— Begin —

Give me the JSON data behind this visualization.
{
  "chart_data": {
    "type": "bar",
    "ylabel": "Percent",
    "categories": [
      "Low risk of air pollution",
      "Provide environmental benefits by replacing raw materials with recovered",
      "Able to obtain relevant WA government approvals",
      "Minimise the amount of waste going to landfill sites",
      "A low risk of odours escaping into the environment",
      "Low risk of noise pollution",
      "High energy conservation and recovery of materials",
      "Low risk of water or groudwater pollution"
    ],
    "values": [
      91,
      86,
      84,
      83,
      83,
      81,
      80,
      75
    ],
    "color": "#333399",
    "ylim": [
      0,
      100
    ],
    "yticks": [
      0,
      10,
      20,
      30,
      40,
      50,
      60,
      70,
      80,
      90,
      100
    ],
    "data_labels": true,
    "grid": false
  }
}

— End —

- What is required: Pull every line holding "materials" out of the records.

- Exercise output:
      "Provide environmental benefits by replacing raw materials with recovered",
      "High energy conservation and recovery of materials",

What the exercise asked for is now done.